→ **To be done**
Reproduce word for word the part of the listing that runs from its start through the line containing "step-note: Adjust the", including that line, and nothing else.

→ **Material provided**
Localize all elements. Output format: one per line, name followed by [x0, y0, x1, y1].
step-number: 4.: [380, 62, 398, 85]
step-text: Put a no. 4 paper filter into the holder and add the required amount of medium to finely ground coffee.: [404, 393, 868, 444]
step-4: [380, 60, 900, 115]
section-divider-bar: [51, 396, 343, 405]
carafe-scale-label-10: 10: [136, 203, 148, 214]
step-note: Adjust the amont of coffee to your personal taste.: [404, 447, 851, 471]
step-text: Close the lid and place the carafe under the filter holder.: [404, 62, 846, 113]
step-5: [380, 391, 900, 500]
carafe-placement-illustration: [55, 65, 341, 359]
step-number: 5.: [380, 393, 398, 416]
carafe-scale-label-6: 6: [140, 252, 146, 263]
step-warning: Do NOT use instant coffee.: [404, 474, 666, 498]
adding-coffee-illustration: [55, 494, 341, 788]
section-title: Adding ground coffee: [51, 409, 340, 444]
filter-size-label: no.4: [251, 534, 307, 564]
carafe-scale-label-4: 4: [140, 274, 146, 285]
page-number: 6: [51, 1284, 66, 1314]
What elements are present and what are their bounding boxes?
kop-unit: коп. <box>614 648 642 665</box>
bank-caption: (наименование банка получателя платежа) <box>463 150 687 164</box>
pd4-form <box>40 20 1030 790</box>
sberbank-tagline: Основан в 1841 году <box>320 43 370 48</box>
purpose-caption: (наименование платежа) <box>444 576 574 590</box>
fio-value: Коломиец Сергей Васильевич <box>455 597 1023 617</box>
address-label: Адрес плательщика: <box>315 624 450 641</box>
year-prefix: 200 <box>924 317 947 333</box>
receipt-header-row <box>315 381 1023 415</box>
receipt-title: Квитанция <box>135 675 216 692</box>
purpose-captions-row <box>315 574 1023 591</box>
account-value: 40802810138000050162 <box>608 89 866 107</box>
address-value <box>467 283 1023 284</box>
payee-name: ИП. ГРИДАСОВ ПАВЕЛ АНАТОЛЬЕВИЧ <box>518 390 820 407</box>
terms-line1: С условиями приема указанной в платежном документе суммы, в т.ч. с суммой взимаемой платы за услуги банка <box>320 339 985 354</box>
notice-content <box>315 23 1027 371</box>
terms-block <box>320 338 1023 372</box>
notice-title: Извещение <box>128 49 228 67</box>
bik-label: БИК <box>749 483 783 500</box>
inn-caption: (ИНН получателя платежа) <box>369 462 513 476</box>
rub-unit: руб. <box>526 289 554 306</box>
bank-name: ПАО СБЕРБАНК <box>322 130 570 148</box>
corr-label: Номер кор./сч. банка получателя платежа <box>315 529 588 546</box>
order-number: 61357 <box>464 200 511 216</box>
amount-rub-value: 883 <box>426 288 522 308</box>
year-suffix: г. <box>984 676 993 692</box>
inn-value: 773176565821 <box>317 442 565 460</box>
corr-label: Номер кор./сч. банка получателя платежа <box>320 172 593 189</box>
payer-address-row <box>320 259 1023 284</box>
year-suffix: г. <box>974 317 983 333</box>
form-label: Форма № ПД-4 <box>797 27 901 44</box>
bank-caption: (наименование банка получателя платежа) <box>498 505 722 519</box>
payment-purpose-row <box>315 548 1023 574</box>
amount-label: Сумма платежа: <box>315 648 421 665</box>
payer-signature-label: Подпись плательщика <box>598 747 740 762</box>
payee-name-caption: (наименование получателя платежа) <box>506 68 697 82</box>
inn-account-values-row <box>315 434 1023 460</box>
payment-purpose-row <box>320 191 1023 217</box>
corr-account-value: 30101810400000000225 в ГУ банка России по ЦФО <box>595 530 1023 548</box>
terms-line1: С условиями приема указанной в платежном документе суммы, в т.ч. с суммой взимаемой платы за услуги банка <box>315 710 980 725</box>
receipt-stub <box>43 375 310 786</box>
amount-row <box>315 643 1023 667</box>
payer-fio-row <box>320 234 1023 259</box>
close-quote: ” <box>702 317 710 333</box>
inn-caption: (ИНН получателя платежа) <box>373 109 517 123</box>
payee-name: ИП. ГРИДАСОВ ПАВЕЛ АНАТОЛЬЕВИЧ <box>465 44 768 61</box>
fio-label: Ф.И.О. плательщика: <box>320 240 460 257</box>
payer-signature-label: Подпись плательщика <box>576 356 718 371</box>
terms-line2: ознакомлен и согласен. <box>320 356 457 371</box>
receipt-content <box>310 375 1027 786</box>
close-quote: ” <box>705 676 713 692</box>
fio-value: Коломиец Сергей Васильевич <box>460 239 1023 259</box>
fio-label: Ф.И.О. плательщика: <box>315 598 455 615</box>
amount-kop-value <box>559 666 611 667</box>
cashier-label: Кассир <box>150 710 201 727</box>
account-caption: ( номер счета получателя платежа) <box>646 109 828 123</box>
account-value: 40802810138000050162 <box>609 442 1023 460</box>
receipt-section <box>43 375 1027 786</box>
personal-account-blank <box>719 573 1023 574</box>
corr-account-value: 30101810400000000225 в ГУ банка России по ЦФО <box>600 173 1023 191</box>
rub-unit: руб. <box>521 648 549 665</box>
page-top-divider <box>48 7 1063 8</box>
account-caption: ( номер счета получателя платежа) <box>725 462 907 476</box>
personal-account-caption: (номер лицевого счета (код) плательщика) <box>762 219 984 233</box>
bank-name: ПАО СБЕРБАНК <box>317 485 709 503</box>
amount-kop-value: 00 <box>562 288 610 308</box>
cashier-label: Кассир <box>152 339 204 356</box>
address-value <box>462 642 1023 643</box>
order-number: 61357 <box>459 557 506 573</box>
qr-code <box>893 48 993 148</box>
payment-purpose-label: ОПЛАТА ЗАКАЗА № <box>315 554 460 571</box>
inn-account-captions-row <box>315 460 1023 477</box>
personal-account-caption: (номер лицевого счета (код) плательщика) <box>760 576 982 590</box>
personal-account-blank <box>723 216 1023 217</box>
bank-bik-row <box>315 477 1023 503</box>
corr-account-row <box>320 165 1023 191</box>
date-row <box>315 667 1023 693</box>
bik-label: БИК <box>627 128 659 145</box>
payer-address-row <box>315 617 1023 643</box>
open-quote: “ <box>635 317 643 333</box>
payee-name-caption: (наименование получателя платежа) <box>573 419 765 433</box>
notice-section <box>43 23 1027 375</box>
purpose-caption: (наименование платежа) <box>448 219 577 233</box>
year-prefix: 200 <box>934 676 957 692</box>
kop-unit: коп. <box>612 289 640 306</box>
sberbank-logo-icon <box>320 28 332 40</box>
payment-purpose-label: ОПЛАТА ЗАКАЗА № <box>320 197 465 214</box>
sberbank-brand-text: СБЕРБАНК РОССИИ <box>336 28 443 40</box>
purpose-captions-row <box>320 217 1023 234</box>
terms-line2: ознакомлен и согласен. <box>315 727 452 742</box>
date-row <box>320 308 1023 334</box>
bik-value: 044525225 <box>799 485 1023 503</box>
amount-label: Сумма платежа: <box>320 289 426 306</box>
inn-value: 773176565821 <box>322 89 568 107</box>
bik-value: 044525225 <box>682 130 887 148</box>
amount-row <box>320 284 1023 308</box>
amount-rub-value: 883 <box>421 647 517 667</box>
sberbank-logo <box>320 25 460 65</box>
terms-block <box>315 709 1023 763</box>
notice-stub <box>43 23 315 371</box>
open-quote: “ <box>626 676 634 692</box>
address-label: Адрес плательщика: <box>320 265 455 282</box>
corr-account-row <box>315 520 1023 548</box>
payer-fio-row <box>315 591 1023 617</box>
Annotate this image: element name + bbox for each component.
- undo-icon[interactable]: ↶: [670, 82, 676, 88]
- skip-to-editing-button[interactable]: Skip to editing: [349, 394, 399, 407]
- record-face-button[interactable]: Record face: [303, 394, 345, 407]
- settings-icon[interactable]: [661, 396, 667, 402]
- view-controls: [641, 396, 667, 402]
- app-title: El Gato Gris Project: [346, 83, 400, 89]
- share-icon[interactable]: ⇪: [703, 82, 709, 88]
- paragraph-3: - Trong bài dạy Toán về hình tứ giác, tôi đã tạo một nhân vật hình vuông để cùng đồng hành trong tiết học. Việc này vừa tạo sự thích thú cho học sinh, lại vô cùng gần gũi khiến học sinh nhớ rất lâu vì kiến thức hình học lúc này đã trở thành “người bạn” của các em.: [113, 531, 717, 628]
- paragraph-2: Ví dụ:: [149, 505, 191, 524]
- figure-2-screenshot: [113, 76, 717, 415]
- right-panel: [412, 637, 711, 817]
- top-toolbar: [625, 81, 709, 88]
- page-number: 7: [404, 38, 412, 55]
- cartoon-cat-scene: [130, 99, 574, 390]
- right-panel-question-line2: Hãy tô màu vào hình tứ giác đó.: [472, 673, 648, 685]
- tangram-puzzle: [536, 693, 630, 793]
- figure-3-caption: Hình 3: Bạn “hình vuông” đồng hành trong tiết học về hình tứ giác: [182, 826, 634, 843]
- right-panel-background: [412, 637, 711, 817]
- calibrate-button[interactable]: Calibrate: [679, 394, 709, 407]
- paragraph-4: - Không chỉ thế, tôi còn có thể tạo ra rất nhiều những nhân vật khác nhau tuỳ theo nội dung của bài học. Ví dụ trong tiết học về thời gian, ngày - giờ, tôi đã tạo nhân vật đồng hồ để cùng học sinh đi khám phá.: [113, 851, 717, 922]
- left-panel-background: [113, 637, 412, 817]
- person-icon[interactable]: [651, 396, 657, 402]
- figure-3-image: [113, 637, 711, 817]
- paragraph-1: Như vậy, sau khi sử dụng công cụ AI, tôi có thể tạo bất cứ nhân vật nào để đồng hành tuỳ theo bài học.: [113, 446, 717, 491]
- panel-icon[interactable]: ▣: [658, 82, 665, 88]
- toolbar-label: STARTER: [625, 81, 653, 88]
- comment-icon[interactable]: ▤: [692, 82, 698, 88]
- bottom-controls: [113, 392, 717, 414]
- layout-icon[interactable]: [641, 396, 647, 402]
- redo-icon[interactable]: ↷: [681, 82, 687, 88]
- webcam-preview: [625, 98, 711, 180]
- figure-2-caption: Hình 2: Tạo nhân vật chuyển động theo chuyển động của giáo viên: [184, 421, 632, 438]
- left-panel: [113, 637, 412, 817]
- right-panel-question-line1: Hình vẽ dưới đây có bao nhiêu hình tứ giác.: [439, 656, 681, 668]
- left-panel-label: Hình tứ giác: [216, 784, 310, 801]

→ **Task result**
Localize all elements. Output format: one per line, name followed by [x0, y0, x1, y1].
step-number: 4.: [380, 62, 398, 85]
step-text: Put a no. 4 paper filter into the holder and add the required amount of medium to finely ground coffee.: [404, 393, 868, 444]
step-4: [380, 60, 900, 115]
section-divider-bar: [51, 396, 343, 405]
carafe-scale-label-10: 10: [136, 203, 148, 214]
step-note: Adjust the amont of coffee to your personal taste.: [404, 447, 851, 471]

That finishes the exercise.